##### SUPPLIED MATERIAL

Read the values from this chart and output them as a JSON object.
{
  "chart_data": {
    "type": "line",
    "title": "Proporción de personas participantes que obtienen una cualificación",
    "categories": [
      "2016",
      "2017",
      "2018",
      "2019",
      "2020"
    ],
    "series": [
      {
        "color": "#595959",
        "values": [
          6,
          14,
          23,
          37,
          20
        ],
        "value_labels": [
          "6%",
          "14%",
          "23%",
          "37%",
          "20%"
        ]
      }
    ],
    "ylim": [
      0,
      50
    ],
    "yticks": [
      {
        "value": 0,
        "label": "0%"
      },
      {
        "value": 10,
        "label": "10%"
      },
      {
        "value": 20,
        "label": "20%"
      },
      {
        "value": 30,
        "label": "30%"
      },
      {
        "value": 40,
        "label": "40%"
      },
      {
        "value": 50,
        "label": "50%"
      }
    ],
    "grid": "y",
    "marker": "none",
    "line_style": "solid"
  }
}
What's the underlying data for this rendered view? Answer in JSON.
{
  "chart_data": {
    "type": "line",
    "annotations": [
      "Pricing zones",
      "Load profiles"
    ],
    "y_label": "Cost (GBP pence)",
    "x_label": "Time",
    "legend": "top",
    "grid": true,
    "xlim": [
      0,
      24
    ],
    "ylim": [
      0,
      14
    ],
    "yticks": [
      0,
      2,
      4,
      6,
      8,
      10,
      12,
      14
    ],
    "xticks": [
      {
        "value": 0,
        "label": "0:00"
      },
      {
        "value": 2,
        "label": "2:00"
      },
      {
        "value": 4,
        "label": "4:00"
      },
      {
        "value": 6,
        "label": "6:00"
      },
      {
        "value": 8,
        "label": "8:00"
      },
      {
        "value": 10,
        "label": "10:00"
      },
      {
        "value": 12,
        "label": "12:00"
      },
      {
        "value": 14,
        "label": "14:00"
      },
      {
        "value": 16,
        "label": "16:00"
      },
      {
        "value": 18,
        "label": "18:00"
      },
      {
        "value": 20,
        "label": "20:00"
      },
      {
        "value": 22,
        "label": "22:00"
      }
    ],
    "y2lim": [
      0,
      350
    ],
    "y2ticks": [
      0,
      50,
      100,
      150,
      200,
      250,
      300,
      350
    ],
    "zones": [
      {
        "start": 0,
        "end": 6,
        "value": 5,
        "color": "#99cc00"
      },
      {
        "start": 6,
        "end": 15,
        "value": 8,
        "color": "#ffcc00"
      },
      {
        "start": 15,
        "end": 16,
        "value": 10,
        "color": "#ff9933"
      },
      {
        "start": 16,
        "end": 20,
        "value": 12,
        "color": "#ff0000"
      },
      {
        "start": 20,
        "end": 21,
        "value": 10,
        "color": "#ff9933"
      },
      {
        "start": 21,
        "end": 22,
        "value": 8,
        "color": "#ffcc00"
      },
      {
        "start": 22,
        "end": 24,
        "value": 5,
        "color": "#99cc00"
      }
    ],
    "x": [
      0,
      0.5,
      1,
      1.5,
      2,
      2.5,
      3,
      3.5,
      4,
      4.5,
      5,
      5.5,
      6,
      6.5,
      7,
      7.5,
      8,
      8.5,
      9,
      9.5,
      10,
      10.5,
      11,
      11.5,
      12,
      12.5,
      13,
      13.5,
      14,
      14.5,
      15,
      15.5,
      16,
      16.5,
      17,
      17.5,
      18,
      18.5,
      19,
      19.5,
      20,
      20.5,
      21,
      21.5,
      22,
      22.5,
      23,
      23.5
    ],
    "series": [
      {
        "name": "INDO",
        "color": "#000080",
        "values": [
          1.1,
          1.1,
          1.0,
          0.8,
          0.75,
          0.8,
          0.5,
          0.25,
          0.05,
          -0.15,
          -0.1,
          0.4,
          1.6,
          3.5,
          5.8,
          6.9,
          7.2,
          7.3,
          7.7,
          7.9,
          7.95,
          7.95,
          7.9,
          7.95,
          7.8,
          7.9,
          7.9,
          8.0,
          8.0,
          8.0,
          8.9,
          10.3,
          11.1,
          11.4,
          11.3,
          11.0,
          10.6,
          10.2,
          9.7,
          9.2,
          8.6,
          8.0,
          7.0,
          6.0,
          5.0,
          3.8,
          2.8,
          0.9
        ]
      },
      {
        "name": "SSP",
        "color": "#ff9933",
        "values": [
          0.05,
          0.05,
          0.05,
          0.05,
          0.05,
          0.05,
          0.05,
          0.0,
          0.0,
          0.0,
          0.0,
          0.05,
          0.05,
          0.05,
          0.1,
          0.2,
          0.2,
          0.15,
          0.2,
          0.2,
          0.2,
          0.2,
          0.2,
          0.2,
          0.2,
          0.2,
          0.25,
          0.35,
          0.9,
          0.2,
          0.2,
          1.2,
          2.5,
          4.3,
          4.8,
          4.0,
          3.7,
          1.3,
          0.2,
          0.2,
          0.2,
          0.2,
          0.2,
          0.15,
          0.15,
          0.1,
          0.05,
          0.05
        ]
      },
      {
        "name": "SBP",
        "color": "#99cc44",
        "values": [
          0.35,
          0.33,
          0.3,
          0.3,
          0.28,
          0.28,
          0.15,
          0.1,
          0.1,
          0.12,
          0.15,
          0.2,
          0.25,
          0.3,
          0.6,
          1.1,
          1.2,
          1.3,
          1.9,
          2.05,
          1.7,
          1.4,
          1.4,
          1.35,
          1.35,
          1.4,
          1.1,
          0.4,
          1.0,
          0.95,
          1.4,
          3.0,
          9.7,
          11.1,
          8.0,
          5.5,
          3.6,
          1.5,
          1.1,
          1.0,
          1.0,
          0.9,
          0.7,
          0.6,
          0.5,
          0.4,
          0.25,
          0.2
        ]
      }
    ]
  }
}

##########

* _EXERCISE AIM_: Copy out each line exactly.

* _PROBLEM SOLUTION_:
Read the values from this chart and output them as a JSON object.
{
  "chart_data": {
    "type": "line",
    "title": "Proporción de personas participantes que obtienen una cualificación",
    "categories": [
      "2016",
      "2017",
      "2018",
      "2019",
      "2020"
    ],
    "series": [
      {
        "color": "#595959",
        "values": [
          6,
          14,
          23,
          37,
          20
        ],
        "value_labels": [
          "6%",
          "14%",
          "23%",
          "37%",
          "20%"
        ]
      }
    ],
    "ylim": [
      0,
      50
    ],
    "yticks": [
      {
        "value": 0,
        "label": "0%"
      },
      {
        "value": 10,
        "label": "10%"
      },
      {
        "value": 20,
        "label": "20%"
      },
      {
        "value": 30,
        "label": "30%"
      },
      {
        "value": 40,
        "label": "40%"
      },
      {
        "value": 50,
        "label": "50%"
      }
    ],
    "grid": "y",
    "marker": "none",
    "line_style": "solid"
  }
}
What's the underlying data for this rendered view? Answer in JSON.
{
  "chart_data": {
    "type": "line",
    "annotations": [
      "Pricing zones",
      "Load profiles"
    ],
    "y_label": "Cost (GBP pence)",
    "x_label": "Time",
    "legend": "top",
    "grid": true,
    "xlim": [
      0,
      24
    ],
    "ylim": [
      0,
      14
    ],
    "yticks": [
      0,
      2,
      4,
      6,
      8,
      10,
      12,
      14
    ],
    "xticks": [
      {
        "value": 0,
        "label": "0:00"
      },
      {
        "value": 2,
        "label": "2:00"
      },
      {
        "value": 4,
        "label": "4:00"
      },
      {
        "value": 6,
        "label": "6:00"
      },
      {
        "value": 8,
        "label": "8:00"
      },
      {
        "value": 10,
        "label": "10:00"
      },
      {
        "value": 12,
        "label": "12:00"
      },
      {
        "value": 14,
        "label": "14:00"
      },
      {
        "value": 16,
        "label": "16:00"
      },
      {
        "value": 18,
        "label": "18:00"
      },
      {
        "value": 20,
        "label": "20:00"
      },
      {
        "value": 22,
        "label": "22:00"
      }
    ],
    "y2lim": [
      0,
      350
    ],
    "y2ticks": [
      0,
      50,
      100,
      150,
      200,
      250,
      300,
      350
    ],
    "zones": [
      {
        "start": 0,
        "end": 6,
        "value": 5,
        "color": "#99cc00"
      },
      {
        "start": 6,
        "end": 15,
        "value": 8,
        "color": "#ffcc00"
      },
      {
        "start": 15,
        "end": 16,
        "value": 10,
        "color": "#ff9933"
      },
      {
        "start": 16,
        "end": 20,
        "value": 12,
        "color": "#ff0000"
      },
      {
        "start": 20,
        "end": 21,
        "value": 10,
        "color": "#ff9933"
      },
      {
        "start": 21,
        "end": 22,
        "value": 8,
        "color": "#ffcc00"
      },
      {
        "start": 22,
        "end": 24,
        "value": 5,
        "color": "#99cc00"
      }
    ],
    "x": [
      0,
      0.5,
      1,
      1.5,
      2,
      2.5,
      3,
      3.5,
      4,
      4.5,
      5,
      5.5,
      6,
      6.5,
      7,
      7.5,
      8,
      8.5,
      9,
      9.5,
      10,
      10.5,
      11,
      11.5,
      12,
      12.5,
      13,
      13.5,
      14,
      14.5,
      15,
      15.5,
      16,
      16.5,
      17,
      17.5,
      18,
      18.5,
      19,
      19.5,
      20,
      20.5,
      21,
      21.5,
      22,
      22.5,
      23,
      23.5
    ],
    "series": [
      {
        "name": "INDO",
        "color": "#000080",
        "values": [
          1.1,
          1.1,
          1.0,
          0.8,
          0.75,
          0.8,
          0.5,
          0.25,
          0.05,
          -0.15,
          -0.1,
          0.4,
          1.6,
          3.5,
          5.8,
          6.9,
          7.2,
          7.3,
          7.7,
          7.9,
          7.95,
          7.95,
          7.9,
          7.95,
          7.8,
          7.9,
          7.9,
          8.0,
          8.0,
          8.0,
          8.9,
          10.3,
          11.1,
          11.4,
          11.3,
          11.0,
          10.6,
          10.2,
          9.7,
          9.2,
          8.6,
          8.0,
          7.0,
          6.0,
          5.0,
          3.8,
          2.8,
          0.9
        ]
      },
      {
        "name": "SSP",
        "color": "#ff9933",
        "values": [
          0.05,
          0.05,
          0.05,
          0.05,
          0.05,
          0.05,
          0.05,
          0.0,
          0.0,
          0.0,
          0.0,
          0.05,
          0.05,
          0.05,
          0.1,
          0.2,
          0.2,
          0.15,
          0.2,
          0.2,
          0.2,
          0.2,
          0.2,
          0.2,
          0.2,
          0.2,
          0.25,
          0.35,
          0.9,
          0.2,
          0.2,
          1.2,
          2.5,
          4.3,
          4.8,
          4.0,
          3.7,
          1.3,
          0.2,
          0.2,
          0.2,
          0.2,
          0.2,
          0.15,
          0.15,
          0.1,
          0.05,
          0.05
        ]
      },
      {
        "name": "SBP",
        "color": "#99cc44",
        "values": [
          0.35,
          0.33,
          0.3,
          0.3,
          0.28,
          0.28,
          0.15,
          0.1,
          0.1,
          0.12,
          0.15,
          0.2,
          0.25,
          0.3,
          0.6,
          1.1,
          1.2,
          1.3,
          1.9,
          2.05,
          1.7,
          1.4,
          1.4,
          1.35,
          1.35,
          1.4,
          1.1,
          0.4,
          1.0,
          0.95,
          1.4,
          3.0,
          9.7,
          11.1,
          8.0,
          5.5,
          3.6,
          1.5,
          1.1,
          1.0,
          1.0,
          0.9,
          0.7,
          0.6,
          0.5,
          0.4,
          0.25,
          0.2
        ]
      }
    ]
  }
}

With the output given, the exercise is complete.